» EXERCISE REQUIREMENTS
Go through the entries below and pick out every line with "resolving".

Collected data
════════════════════

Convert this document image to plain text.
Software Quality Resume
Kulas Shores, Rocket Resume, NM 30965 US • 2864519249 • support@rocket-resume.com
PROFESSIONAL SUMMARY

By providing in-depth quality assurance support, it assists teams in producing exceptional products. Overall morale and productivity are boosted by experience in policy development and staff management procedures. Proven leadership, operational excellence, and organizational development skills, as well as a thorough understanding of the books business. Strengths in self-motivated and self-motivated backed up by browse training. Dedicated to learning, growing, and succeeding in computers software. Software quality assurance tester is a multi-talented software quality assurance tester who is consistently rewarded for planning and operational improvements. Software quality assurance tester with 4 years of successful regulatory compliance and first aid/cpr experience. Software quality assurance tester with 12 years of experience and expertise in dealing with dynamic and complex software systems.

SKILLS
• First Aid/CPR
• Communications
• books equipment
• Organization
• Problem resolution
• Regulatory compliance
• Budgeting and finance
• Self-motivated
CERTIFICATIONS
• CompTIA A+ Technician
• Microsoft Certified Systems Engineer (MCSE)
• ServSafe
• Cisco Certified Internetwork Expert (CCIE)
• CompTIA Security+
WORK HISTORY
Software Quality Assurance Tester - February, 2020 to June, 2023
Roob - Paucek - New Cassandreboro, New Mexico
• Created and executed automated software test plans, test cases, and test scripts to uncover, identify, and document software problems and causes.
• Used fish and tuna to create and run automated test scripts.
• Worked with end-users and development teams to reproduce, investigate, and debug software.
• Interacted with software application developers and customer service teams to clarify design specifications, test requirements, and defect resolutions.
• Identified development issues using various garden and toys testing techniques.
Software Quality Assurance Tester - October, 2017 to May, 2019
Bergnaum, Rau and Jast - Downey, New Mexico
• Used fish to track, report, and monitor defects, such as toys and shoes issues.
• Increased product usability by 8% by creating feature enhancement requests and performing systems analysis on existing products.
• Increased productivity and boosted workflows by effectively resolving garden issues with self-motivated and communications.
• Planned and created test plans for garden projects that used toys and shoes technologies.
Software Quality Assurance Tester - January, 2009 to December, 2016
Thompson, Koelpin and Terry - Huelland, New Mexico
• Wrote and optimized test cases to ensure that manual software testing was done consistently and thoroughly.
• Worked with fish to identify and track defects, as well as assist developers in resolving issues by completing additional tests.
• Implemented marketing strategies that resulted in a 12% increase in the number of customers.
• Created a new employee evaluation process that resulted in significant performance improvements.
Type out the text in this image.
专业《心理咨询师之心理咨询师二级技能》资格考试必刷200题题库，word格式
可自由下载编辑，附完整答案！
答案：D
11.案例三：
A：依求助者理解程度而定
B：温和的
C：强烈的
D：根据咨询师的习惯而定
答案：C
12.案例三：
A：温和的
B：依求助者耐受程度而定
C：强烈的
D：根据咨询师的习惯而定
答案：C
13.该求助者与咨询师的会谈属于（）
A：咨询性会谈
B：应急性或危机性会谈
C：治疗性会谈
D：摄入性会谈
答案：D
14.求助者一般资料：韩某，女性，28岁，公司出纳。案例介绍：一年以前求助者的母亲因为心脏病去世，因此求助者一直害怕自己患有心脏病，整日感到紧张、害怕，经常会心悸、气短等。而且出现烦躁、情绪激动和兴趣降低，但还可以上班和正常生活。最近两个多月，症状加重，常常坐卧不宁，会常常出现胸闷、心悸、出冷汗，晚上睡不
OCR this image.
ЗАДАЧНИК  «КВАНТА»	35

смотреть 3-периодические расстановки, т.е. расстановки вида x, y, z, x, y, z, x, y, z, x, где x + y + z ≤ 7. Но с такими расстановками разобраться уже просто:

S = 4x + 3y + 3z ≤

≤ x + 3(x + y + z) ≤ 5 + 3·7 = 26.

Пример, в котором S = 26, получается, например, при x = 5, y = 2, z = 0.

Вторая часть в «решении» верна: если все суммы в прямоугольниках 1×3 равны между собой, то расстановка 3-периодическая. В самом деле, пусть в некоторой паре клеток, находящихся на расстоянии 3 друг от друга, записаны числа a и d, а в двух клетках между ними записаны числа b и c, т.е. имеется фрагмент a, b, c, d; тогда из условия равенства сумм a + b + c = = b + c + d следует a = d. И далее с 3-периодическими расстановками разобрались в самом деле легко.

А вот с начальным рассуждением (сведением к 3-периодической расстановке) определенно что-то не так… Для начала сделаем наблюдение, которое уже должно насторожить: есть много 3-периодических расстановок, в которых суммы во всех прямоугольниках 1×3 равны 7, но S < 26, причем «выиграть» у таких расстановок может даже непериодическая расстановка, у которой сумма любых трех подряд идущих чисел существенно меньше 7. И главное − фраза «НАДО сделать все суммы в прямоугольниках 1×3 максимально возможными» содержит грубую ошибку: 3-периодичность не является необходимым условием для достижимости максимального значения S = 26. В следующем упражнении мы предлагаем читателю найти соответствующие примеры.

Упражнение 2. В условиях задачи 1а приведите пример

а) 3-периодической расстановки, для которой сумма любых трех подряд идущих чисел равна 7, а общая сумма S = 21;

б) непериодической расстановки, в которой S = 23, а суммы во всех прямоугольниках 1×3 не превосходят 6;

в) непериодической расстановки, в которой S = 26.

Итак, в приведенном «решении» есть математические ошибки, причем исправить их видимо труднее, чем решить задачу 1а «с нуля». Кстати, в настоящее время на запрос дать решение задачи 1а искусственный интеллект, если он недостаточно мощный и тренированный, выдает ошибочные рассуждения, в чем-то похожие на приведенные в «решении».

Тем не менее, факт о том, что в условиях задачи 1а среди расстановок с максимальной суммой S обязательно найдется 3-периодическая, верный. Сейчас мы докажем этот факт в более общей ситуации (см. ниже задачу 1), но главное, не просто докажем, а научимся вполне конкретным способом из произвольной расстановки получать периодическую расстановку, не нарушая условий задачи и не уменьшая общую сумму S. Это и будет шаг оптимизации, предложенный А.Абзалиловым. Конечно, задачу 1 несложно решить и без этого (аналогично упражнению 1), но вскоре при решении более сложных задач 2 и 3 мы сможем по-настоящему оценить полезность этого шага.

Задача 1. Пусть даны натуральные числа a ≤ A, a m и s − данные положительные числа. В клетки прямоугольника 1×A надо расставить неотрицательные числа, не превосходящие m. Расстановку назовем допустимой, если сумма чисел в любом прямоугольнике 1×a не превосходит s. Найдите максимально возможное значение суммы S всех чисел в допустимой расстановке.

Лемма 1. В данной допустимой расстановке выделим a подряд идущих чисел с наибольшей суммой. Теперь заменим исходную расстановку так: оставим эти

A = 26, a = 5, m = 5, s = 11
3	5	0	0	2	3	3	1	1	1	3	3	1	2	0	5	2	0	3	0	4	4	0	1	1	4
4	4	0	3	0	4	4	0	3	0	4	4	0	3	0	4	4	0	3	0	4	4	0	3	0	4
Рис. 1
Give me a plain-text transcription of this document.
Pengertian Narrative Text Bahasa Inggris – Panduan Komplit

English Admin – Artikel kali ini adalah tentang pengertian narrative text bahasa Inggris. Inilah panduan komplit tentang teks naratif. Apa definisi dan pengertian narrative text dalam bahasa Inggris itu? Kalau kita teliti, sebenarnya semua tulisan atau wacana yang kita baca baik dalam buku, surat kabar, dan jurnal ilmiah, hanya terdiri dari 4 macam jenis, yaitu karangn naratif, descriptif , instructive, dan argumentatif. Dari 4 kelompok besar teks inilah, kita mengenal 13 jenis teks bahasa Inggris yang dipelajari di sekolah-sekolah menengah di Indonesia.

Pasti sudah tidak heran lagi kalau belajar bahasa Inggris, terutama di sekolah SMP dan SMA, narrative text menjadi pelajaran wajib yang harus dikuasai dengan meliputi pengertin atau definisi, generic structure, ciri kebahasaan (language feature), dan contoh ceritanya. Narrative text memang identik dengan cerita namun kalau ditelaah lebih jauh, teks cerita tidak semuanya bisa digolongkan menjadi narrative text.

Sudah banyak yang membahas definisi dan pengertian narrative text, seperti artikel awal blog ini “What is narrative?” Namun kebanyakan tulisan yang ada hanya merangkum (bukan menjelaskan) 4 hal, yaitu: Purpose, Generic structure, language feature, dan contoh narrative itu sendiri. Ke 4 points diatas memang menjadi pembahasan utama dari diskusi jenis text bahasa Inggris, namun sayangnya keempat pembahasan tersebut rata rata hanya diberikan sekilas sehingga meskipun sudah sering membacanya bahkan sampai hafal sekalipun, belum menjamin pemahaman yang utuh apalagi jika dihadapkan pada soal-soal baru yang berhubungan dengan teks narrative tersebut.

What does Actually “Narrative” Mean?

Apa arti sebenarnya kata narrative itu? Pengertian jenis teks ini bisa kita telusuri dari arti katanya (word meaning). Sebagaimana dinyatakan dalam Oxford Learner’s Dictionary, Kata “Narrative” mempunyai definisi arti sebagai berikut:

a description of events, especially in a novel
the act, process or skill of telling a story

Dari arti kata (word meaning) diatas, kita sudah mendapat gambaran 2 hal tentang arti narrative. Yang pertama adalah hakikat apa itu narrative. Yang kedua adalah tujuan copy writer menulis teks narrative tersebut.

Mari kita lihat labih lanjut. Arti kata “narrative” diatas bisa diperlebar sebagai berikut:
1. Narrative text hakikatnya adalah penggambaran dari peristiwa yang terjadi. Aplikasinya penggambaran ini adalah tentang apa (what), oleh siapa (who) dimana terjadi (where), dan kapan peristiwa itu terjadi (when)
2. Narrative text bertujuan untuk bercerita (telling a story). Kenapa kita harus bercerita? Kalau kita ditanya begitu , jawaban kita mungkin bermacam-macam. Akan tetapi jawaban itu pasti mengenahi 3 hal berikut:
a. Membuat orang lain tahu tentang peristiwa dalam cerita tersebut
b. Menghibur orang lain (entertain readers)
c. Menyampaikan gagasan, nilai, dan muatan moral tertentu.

════════════════════

» RESPONSE TO THIS TASK
• Increased productivity and boosted workflows by effectively resolving garden issues with self-motivated and communications.
• Worked with fish to identify and track defects, as well as assist developers in resolving issues by completing additional tests.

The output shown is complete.